One dictionary defines ``security'' as `` The state of being secure'' [McL87]. The same dictionary has several meanings for the word ``secure''. Most pertinent among them are:

1. Free from danger, damage, etc
2. Free from fear, care, etc
3. In safe custody
4. Not likely to fail.
Applied to an individual, these definitions are intuitive and easy to apply. However, when we try to apply them to something more abstract, like an organization, it is not evident how these definitions should be interpreted. If we look more closely, it is clear that in essence what is expressed is an underlying idea of protection from harm. Adopting this view, ``having security'' within the context of an organization comes to mean ``having an organization protected from harm''.

It is against this background that in this chapter we give an introduction to how the concept of security applies to organizations in general and to computer systems in an organization in particular. The chapter has three sections. First we introduce the security process as the chain of events and actions that can bring security to an organization. We then go on to introduce the concept of computer security and discuss the complications that can arise when computing and applications become distributed over a network. To show how some of these problems can be solved, the last section introduces some commonly used building blocks that can be used to construct secure systems.

The purpose of this chapter is to introduce the basic ideas and concepts upon which the following chapters are based. For the interested reader, chapter 6 gives a more detailed introduction to computer security.

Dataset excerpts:
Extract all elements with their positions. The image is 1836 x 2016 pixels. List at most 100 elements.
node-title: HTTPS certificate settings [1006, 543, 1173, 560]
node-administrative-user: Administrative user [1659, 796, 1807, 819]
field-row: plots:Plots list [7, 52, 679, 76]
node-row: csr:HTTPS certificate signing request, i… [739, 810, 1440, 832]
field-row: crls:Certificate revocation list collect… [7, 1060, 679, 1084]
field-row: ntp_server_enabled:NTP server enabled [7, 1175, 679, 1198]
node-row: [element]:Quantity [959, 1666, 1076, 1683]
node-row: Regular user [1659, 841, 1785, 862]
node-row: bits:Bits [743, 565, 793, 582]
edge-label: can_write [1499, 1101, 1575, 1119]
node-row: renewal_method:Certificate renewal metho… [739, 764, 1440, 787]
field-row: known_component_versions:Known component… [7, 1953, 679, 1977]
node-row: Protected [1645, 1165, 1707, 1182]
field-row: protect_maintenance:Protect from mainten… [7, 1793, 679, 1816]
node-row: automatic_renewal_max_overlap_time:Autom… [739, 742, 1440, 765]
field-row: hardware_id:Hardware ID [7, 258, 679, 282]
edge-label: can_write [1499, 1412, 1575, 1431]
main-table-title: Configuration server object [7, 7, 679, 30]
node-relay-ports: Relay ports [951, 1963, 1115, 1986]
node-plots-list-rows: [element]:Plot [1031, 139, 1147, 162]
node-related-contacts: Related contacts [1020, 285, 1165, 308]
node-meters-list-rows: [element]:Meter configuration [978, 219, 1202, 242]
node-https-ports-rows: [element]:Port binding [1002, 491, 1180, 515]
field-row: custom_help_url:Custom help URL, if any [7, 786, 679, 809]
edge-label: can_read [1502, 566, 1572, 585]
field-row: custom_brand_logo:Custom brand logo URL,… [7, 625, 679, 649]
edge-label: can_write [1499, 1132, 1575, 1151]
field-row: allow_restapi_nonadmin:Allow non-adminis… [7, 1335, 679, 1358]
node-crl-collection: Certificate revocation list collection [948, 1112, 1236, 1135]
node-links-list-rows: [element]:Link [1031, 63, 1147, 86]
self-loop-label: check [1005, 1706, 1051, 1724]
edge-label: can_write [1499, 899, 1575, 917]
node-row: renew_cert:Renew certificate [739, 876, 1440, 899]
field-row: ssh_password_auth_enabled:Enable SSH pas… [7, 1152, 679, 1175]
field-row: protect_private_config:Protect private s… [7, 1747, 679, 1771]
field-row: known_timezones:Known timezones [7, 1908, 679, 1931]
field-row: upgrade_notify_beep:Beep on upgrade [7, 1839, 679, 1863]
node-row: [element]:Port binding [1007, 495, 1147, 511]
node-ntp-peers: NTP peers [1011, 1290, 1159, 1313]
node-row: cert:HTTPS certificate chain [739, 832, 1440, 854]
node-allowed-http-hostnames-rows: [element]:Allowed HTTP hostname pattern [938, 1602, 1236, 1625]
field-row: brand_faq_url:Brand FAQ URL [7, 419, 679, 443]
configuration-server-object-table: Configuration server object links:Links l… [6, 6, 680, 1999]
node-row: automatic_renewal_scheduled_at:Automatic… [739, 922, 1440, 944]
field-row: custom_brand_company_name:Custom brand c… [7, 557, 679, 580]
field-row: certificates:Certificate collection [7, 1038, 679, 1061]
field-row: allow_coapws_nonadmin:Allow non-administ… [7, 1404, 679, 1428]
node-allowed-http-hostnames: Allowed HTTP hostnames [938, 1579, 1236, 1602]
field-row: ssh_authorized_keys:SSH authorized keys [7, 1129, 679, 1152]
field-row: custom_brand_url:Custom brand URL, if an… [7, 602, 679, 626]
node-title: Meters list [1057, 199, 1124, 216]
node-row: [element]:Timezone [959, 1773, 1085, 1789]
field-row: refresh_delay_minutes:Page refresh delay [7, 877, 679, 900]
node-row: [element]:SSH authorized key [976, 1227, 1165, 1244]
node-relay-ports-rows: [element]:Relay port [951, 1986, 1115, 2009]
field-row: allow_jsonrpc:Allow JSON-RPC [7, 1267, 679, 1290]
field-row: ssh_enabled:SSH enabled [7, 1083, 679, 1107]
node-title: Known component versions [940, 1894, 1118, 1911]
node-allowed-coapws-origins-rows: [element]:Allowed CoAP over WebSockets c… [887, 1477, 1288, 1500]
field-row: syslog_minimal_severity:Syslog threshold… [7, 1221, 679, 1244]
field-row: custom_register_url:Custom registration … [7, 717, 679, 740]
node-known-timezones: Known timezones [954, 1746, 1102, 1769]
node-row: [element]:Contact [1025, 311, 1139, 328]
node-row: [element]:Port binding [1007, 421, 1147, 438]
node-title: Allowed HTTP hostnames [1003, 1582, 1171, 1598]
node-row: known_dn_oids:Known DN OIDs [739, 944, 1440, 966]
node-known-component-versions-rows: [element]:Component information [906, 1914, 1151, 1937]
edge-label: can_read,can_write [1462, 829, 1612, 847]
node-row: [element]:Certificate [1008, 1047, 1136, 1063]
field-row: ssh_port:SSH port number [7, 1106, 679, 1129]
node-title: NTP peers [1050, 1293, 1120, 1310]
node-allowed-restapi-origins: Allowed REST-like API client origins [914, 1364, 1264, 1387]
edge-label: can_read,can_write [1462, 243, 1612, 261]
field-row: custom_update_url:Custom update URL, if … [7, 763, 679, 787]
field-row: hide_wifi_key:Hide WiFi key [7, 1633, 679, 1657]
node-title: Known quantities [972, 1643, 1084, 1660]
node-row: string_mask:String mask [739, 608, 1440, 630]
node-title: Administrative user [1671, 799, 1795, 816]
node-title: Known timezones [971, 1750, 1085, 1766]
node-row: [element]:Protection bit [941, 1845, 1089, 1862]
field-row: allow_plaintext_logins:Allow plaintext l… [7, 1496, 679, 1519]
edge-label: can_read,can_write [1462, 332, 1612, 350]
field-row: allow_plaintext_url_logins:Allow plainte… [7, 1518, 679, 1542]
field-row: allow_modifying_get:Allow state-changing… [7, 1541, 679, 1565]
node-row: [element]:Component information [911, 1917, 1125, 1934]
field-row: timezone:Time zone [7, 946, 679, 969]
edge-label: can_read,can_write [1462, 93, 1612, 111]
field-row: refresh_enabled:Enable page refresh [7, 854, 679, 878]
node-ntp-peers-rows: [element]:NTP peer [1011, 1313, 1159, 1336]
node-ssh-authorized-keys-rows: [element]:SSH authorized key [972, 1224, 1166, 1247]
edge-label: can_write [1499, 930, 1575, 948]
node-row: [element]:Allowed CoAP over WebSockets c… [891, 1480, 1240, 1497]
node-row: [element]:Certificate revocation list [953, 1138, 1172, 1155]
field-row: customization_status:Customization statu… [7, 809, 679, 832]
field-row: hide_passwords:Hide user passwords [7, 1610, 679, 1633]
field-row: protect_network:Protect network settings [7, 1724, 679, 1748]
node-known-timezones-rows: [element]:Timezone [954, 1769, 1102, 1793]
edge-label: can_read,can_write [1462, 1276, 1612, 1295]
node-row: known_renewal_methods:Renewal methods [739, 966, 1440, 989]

WORK TO COMPLETE
a) Set down the security passage word for word, beginning at the words "It is against" and stopping after "construct secure systems.".
b) According to the security passage, is each statement correct? (i) The chapter has three sections. (ii) The last section introduces the concept of computer security. (iii) Chapter 6 gives a more detailed introduction to computer security. Answer yes or no for each, and quote the words that decide it.
The material stands apart from the security passage.

RESPONSES BY TASK
a)
It is against this background that in this chapter we give an introduction to how the concept of security applies to organizations in general and to computer systems in an organization in particular. The chapter has three sections. First we introduce the security process as the chain of events and actions that can bring security to an organization. We then go on to introduce the concept of computer security and discuss the complications that can arise when computing and applications become distributed over a network. To show how some of these problems can be solved, the last section introduces some commonly used building blocks that can be used to construct secure systems.

b)
(i) Yes: "The chapter has three sections."
(ii) No: "the last section introduces some commonly used building blocks that can be used to construct secure systems."
(iii) Yes: "chapter 6 gives a more detailed introduction to computer security."